**PROBLEM STATEMENT**
Pull every line of the material below into your answer verbatim, leaving out the pictures.

**AVAILABLE DATA**
+++

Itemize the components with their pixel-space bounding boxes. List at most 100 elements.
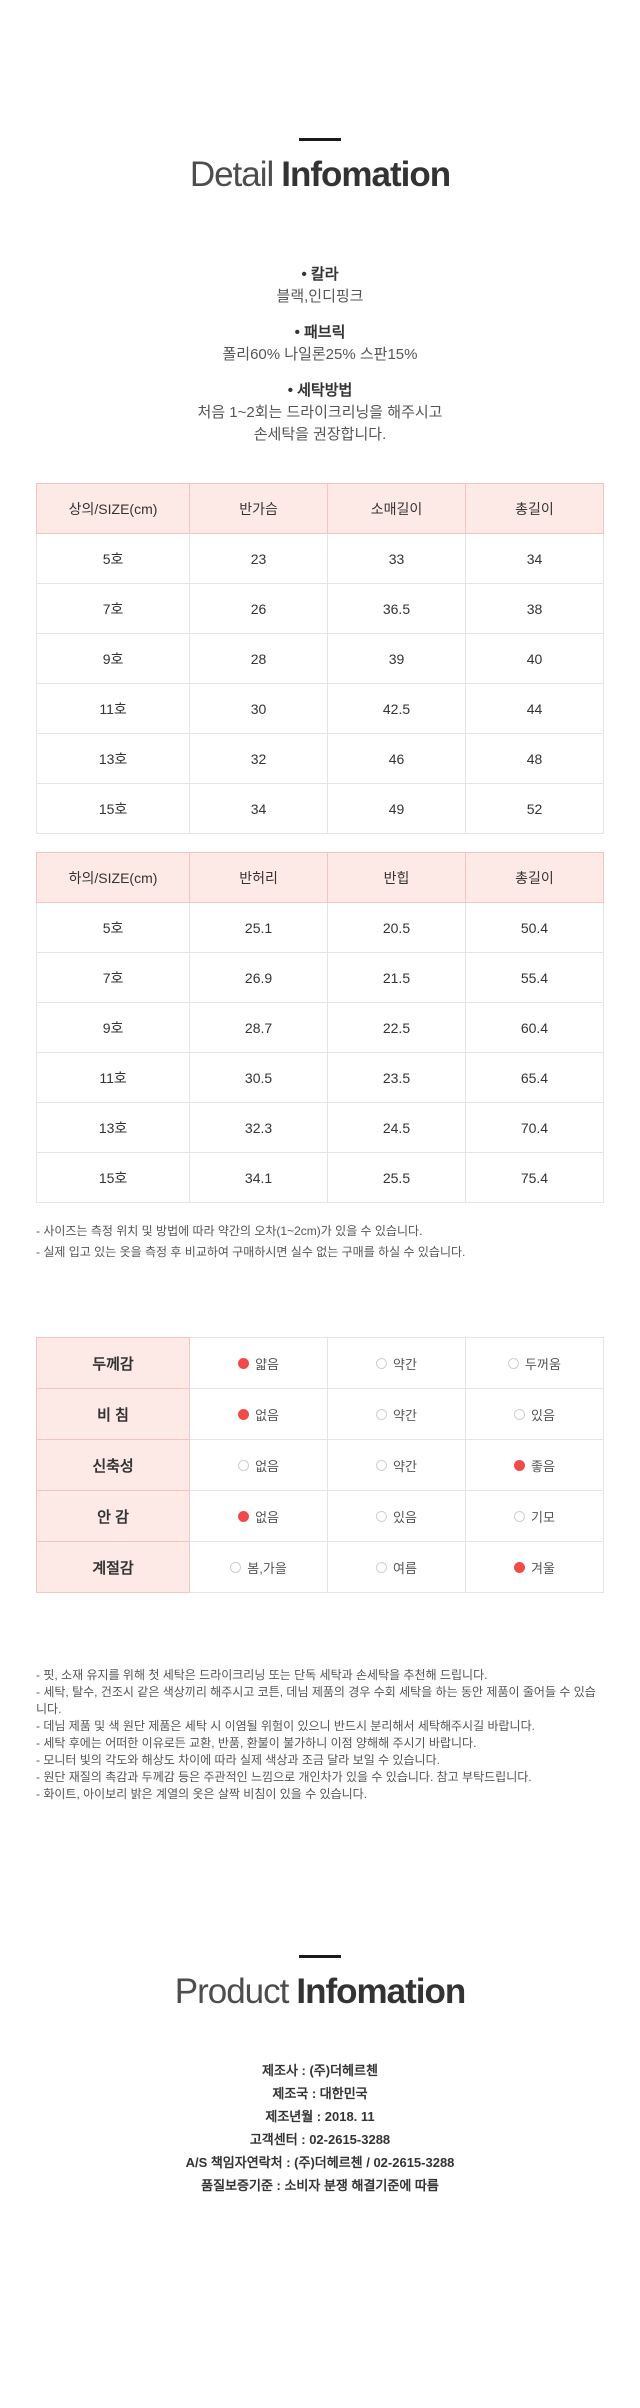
attribute-option-label: 좋음 [531, 1458, 555, 1474]
size-table-cell: 36.5 [327, 583, 466, 634]
size-table-row: 15호 34 49 52 [35, 783, 605, 834]
size-table-row: 7호 26 36.5 38 [35, 583, 605, 634]
attribute-row: 신축성 없음 약간 좋음 [35, 1439, 605, 1491]
radio-selected-icon [238, 1409, 250, 1421]
attribute-label-cell: 비 침 [35, 1388, 191, 1440]
attribute-label-cell: 신축성 [35, 1439, 191, 1491]
size-table-cell: 11호 [35, 683, 191, 734]
attribute-option-cell: 없음 [189, 1388, 329, 1440]
size-table-cell: 60.4 [464, 1002, 605, 1053]
attribute-option-cell: 약간 [327, 1439, 466, 1491]
size-note-line: - 실제 입고 있는 옷을 측정 후 비교하여 구매하시면 실수 없는 구매를 … [36, 1245, 466, 1259]
size-table-cell: 38 [464, 583, 605, 634]
attribute-option-cell: 있음 [327, 1490, 466, 1542]
size-table-cell: 20.5 [327, 902, 466, 953]
attribute-row: 비 침 없음 약간 있음 [35, 1388, 605, 1440]
radio-unselected-icon [508, 1358, 520, 1370]
size-table-row: 5호 23 33 34 [35, 533, 605, 584]
size-table-cell: 21.5 [327, 952, 466, 1003]
lower-size-table: 하의/SIZE(cm) 반허리 반힙 총길이 5호 25.1 20.5 50.4 7호 26.9 2… [35, 852, 605, 1203]
attribute-option-label: 약간 [393, 1356, 417, 1372]
detail-item-title: • 패브릭 [294, 324, 346, 341]
radio-unselected-icon [376, 1460, 388, 1472]
attribute-option-cell: 기모 [464, 1490, 605, 1542]
product-title-light: Product [174, 1972, 290, 2011]
size-table-row: 9호 28 39 40 [35, 633, 605, 684]
size-table-cell: 7호 [35, 583, 191, 634]
size-table-header-cell: 총길이 [464, 483, 605, 534]
care-note-line: - 핏, 소재 유지를 위해 첫 세탁은 드라이크리닝 또는 단독 세탁과 손세… [36, 1668, 488, 1682]
size-table-cell: 23 [189, 533, 329, 584]
size-notes: - 사이즈는 측정 위치 및 방법에 따라 약간의 오차(1~2cm)가 있을 … [36, 1221, 604, 1263]
radio-selected-icon [238, 1511, 250, 1523]
attribute-option-label: 두꺼움 [525, 1356, 561, 1372]
product-title-bold: Infomation [296, 1972, 466, 2011]
care-note-line: - 세탁, 탈수, 건조시 같은 색상끼리 해주시고 코튼, 데님 제품의 경우… [36, 1685, 596, 1716]
size-table-cell: 32 [189, 733, 329, 784]
attribute-option-cell: 좋음 [464, 1439, 605, 1491]
attribute-option-label: 기모 [531, 1509, 555, 1525]
attribute-row: 계절감 봄,가을 여름 겨울 [35, 1541, 605, 1593]
size-table-cell: 46 [327, 733, 466, 784]
attribute-option-cell: 두꺼움 [464, 1337, 605, 1389]
size-table-row: 11호 30.5 23.5 65.4 [35, 1052, 605, 1103]
size-note-line: - 사이즈는 측정 위치 및 방법에 따라 약간의 오차(1~2cm)가 있을 … [36, 1224, 423, 1238]
size-table-row: 7호 26.9 21.5 55.4 [35, 952, 605, 1003]
size-table-cell: 44 [464, 683, 605, 734]
attribute-option-label: 약간 [393, 1407, 417, 1423]
size-table-header-cell: 소매길이 [327, 483, 466, 534]
size-table-row: 13호 32.3 24.5 70.4 [35, 1102, 605, 1153]
attribute-option-label: 약간 [393, 1458, 417, 1474]
size-table-cell: 42.5 [327, 683, 466, 734]
size-table-header-cell: 반허리 [189, 852, 329, 903]
attribute-option-cell: 약간 [327, 1388, 466, 1440]
attribute-option-label: 얇음 [255, 1356, 279, 1372]
attribute-option-label: 없음 [255, 1407, 279, 1423]
product-section-title: Product Infomation [0, 1971, 640, 2013]
attribute-option-cell: 봄,가을 [189, 1541, 329, 1593]
care-note-line: - 화이트, 아이보리 밝은 계열의 옷은 살짝 비침이 있을 수 있습니다. [36, 1787, 368, 1801]
size-table-cell: 25.5 [327, 1152, 466, 1203]
size-table-header-row: 상의/SIZE(cm) 반가슴 소매길이 총길이 [35, 483, 605, 534]
radio-unselected-icon [514, 1409, 526, 1421]
size-table-cell: 75.4 [464, 1152, 605, 1203]
attribute-option-cell: 약간 [327, 1337, 466, 1389]
product-info-line: 품질보증기준 : 소비자 분쟁 해결기준에 따름 [201, 2178, 439, 2193]
size-table-cell: 65.4 [464, 1052, 605, 1103]
detail-item-line: 폴리60% 나일론25% 스판15% [222, 346, 418, 363]
radio-selected-icon [514, 1562, 526, 1574]
attribute-option-cell: 겨울 [464, 1541, 605, 1593]
size-table-header-row: 하의/SIZE(cm) 반허리 반힙 총길이 [35, 852, 605, 903]
size-table-header-cell: 상의/SIZE(cm) [35, 483, 191, 534]
detail-item-title: • 칼라 [301, 266, 339, 283]
care-note-line: - 모니터 빛의 각도와 해상도 차이에 따라 실제 색상과 조금 달라 보일 … [36, 1753, 440, 1767]
size-table-header-cell: 하의/SIZE(cm) [35, 852, 191, 903]
attribute-label-cell: 두께감 [35, 1337, 191, 1389]
radio-unselected-icon [230, 1562, 242, 1574]
size-table-cell: 11호 [35, 1052, 191, 1103]
size-table-cell: 49 [327, 783, 466, 834]
size-table-cell: 30.5 [189, 1052, 329, 1103]
size-table-cell: 13호 [35, 733, 191, 784]
size-table-cell: 70.4 [464, 1102, 605, 1153]
size-table-cell: 22.5 [327, 1002, 466, 1053]
size-table-cell: 34 [189, 783, 329, 834]
size-table-row: 13호 32 46 48 [35, 733, 605, 784]
detail-item-line: 손세탁을 권장합니다. [253, 426, 387, 443]
size-table-cell: 28.7 [189, 1002, 329, 1053]
attribute-option-label: 없음 [255, 1458, 279, 1474]
product-info-line: 고객센터 : 02-2615-3288 [249, 2132, 391, 2147]
size-table-cell: 23.5 [327, 1052, 466, 1103]
radio-unselected-icon [238, 1460, 250, 1472]
attribute-option-label: 겨울 [531, 1560, 555, 1576]
detail-item-line: 블랙,인디핑크 [276, 288, 364, 305]
product-detail-item: • 세탁방법 처음 1~2회는 드라이크리닝을 해주시고 손세탁을 권장합니다. [0, 380, 640, 446]
size-table-cell: 50.4 [464, 902, 605, 953]
size-table-cell: 40 [464, 633, 605, 684]
product-info-line: 제조사 : (주)더헤르첸 [262, 2063, 378, 2078]
detail-section-title: Detail Infomation [0, 154, 640, 196]
detail-section-divider-line [299, 138, 341, 141]
attribute-option-label: 있음 [531, 1407, 555, 1423]
size-table-cell: 15호 [35, 1152, 191, 1203]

+++

**TASK ANSWER**
Itemize the components with their pixel-space bounding boxes. List at most 100 elements.
attribute-option-label: 좋음 [531, 1458, 555, 1474]
size-table-cell: 36.5 [327, 583, 466, 634]
size-table-row: 15호 34 49 52 [35, 783, 605, 834]
size-table-row: 7호 26 36.5 38 [35, 583, 605, 634]
attribute-row: 신축성 없음 약간 좋음 [35, 1439, 605, 1491]
radio-selected-icon [238, 1409, 250, 1421]
attribute-label-cell: 비 침 [35, 1388, 191, 1440]
attribute-label-cell: 신축성 [35, 1439, 191, 1491]
size-table-cell: 11호 [35, 683, 191, 734]
attribute-option-cell: 없음 [189, 1388, 329, 1440]
size-table-cell: 60.4 [464, 1002, 605, 1053]
attribute-option-cell: 약간 [327, 1439, 466, 1491]
size-note-line: - 실제 입고 있는 옷을 측정 후 비교하여 구매하시면 실수 없는 구매를 … [36, 1245, 466, 1259]
size-table-cell: 38 [464, 583, 605, 634]
attribute-option-cell: 있음 [327, 1490, 466, 1542]
size-table-cell: 20.5 [327, 902, 466, 953]
attribute-row: 비 침 없음 약간 있음 [35, 1388, 605, 1440]
radio-unselected-icon [508, 1358, 520, 1370]
size-table-row: 5호 23 33 34 [35, 533, 605, 584]
size-table-cell: 21.5 [327, 952, 466, 1003]
lower-size-table: 하의/SIZE(cm) 반허리 반힙 총길이 5호 25.1 20.5 50.4 7호 26.9 2… [35, 852, 605, 1203]
attribute-option-label: 약간 [393, 1356, 417, 1372]
detail-item-title: • 패브릭 [294, 324, 346, 341]
radio-unselected-icon [376, 1460, 388, 1472]
attribute-option-cell: 기모 [464, 1490, 605, 1542]
product-title-light: Product [174, 1972, 290, 2011]
size-table-row: 9호 28 39 40 [35, 633, 605, 684]
size-table-cell: 7호 [35, 583, 191, 634]
size-table-header-cell: 총길이 [464, 483, 605, 534]
care-note-line: - 핏, 소재 유지를 위해 첫 세탁은 드라이크리닝 또는 단독 세탁과 손세… [36, 1668, 488, 1682]
size-table-cell: 23 [189, 533, 329, 584]
size-notes: - 사이즈는 측정 위치 및 방법에 따라 약간의 오차(1~2cm)가 있을 … [36, 1221, 604, 1263]
radio-selected-icon [238, 1511, 250, 1523]
attribute-option-label: 두꺼움 [525, 1356, 561, 1372]
product-title-bold: Infomation [296, 1972, 466, 2011]
care-note-line: - 세탁, 탈수, 건조시 같은 색상끼리 해주시고 코튼, 데님 제품의 경우… [36, 1685, 596, 1716]
size-table-cell: 32 [189, 733, 329, 784]
attribute-option-cell: 좋음 [464, 1439, 605, 1491]
attribute-option-label: 기모 [531, 1509, 555, 1525]
attribute-row: 계절감 봄,가을 여름 겨울 [35, 1541, 605, 1593]
size-table-cell: 46 [327, 733, 466, 784]
attribute-option-cell: 두꺼움 [464, 1337, 605, 1389]
size-table-row: 11호 30.5 23.5 65.4 [35, 1052, 605, 1103]
size-note-line: - 사이즈는 측정 위치 및 방법에 따라 약간의 오차(1~2cm)가 있을 … [36, 1224, 423, 1238]
size-table-row: 7호 26.9 21.5 55.4 [35, 952, 605, 1003]
size-table-cell: 44 [464, 683, 605, 734]
attribute-option-label: 약간 [393, 1407, 417, 1423]
size-table-header-cell: 소매길이 [327, 483, 466, 534]
size-table-row: 13호 32.3 24.5 70.4 [35, 1102, 605, 1153]
attribute-option-label: 약간 [393, 1458, 417, 1474]
size-table-cell: 42.5 [327, 683, 466, 734]
size-table-header-cell: 반허리 [189, 852, 329, 903]
attribute-option-cell: 약간 [327, 1388, 466, 1440]
attribute-option-label: 얇음 [255, 1356, 279, 1372]
attribute-option-label: 없음 [255, 1407, 279, 1423]
product-section-title: Product Infomation [0, 1971, 640, 2013]
attribute-option-cell: 봄,가을 [189, 1541, 329, 1593]
care-note-line: - 화이트, 아이보리 밝은 계열의 옷은 살짝 비침이 있을 수 있습니다. [36, 1787, 368, 1801]
size-table-cell: 25.5 [327, 1152, 466, 1203]
size-table-header-row: 상의/SIZE(cm) 반가슴 소매길이 총길이 [35, 483, 605, 534]
radio-unselected-icon [514, 1409, 526, 1421]
size-table-cell: 75.4 [464, 1152, 605, 1203]
attribute-option-cell: 약간 [327, 1337, 466, 1389]
product-info-line: 품질보증기준 : 소비자 분쟁 해결기준에 따름 [201, 2178, 439, 2193]
size-table-cell: 65.4 [464, 1052, 605, 1103]
detail-item-line: 폴리60% 나일론25% 스판15% [222, 346, 418, 363]
radio-selected-icon [514, 1562, 526, 1574]
attribute-option-cell: 겨울 [464, 1541, 605, 1593]
size-table-header-row: 하의/SIZE(cm) 반허리 반힙 총길이 [35, 852, 605, 903]
size-table-header-cell: 상의/SIZE(cm) [35, 483, 191, 534]
detail-item-title: • 칼라 [301, 266, 339, 283]
care-note-line: - 모니터 빛의 각도와 해상도 차이에 따라 실제 색상과 조금 달라 보일 … [36, 1753, 440, 1767]
size-table-header-cell: 하의/SIZE(cm) [35, 852, 191, 903]
attribute-label-cell: 두께감 [35, 1337, 191, 1389]
radio-unselected-icon [230, 1562, 242, 1574]
size-table-cell: 11호 [35, 1052, 191, 1103]
size-table-cell: 49 [327, 783, 466, 834]
size-table-cell: 30.5 [189, 1052, 329, 1103]
size-table-cell: 13호 [35, 733, 191, 784]
size-table-cell: 70.4 [464, 1102, 605, 1153]
size-table-cell: 22.5 [327, 1002, 466, 1053]
size-table-cell: 34 [189, 783, 329, 834]
size-table-row: 13호 32 46 48 [35, 733, 605, 784]
detail-item-line: 손세탁을 권장합니다. [253, 426, 387, 443]
size-table-cell: 28.7 [189, 1002, 329, 1053]
attribute-option-label: 없음 [255, 1458, 279, 1474]
product-info-line: 고객센터 : 02-2615-3288 [249, 2132, 391, 2147]
size-table-cell: 23.5 [327, 1052, 466, 1103]
radio-unselected-icon [238, 1460, 250, 1472]
attribute-option-label: 겨울 [531, 1560, 555, 1576]
detail-item-line: 블랙,인디핑크 [276, 288, 364, 305]
product-detail-item: • 세탁방법 처음 1~2회는 드라이크리닝을 해주시고 손세탁을 권장합니다. [0, 380, 640, 446]
size-table-cell: 50.4 [464, 902, 605, 953]
size-table-cell: 40 [464, 633, 605, 684]
product-info-line: 제조사 : (주)더헤르첸 [262, 2063, 378, 2078]
detail-section-title: Detail Infomation [0, 154, 640, 196]
detail-section-divider-line [299, 138, 341, 141]
attribute-option-label: 있음 [531, 1407, 555, 1423]
size-table-cell: 15호 [35, 1152, 191, 1203]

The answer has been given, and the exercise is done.